__Work instructions__
Extract and list every line that contains the word "ĐỘNG".

__Extracted material__
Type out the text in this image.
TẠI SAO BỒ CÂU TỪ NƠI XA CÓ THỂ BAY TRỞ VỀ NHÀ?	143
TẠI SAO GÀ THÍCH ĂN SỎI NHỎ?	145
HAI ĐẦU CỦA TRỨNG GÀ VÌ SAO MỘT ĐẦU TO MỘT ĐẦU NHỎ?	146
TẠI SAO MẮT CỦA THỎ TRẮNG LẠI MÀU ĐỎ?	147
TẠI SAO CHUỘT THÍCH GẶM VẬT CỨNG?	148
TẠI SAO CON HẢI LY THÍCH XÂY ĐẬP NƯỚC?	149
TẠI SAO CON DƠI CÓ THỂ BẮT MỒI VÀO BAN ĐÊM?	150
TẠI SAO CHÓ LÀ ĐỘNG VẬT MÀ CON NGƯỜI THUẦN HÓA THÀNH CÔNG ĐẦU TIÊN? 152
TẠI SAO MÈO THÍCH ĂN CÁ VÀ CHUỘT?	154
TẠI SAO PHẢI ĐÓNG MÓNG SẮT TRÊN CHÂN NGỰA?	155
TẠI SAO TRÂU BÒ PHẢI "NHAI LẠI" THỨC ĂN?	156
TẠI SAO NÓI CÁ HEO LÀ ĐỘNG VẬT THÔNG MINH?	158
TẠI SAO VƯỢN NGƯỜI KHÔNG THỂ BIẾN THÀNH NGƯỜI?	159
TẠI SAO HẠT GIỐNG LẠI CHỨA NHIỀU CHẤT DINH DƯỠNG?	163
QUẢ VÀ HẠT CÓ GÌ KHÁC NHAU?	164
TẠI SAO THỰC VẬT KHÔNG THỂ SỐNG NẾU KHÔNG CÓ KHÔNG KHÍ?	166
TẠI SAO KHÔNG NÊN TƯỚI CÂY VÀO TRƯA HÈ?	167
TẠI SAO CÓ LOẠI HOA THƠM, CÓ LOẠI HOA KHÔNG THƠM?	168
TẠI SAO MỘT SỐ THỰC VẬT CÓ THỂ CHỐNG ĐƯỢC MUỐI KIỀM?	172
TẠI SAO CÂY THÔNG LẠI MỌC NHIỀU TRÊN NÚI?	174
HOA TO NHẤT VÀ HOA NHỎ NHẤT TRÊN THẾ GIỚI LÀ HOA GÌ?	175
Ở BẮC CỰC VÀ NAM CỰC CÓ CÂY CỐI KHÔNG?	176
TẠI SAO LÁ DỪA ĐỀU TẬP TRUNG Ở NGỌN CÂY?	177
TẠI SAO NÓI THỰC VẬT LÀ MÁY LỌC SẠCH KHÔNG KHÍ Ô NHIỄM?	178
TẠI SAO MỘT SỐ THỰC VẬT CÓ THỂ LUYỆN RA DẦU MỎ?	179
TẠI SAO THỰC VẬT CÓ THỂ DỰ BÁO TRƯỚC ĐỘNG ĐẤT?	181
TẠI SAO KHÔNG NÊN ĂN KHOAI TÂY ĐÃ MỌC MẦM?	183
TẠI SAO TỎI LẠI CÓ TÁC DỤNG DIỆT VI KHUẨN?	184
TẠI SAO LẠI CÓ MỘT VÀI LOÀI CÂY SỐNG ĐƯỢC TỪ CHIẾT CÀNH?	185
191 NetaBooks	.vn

__Problem solution__
TẠI SAO CHÓ LÀ ĐỘNG VẬT MÀ CON NGƯỜI THUẦN HÓA THÀNH CÔNG ĐẦU TIÊN? 152
TẠI SAO NÓI CÁ HEO LÀ ĐỘNG VẬT THÔNG MINH?	158
TẠI SAO THỰC VẬT CÓ THỂ DỰ BÁO TRƯỚC ĐỘNG ĐẤT?	181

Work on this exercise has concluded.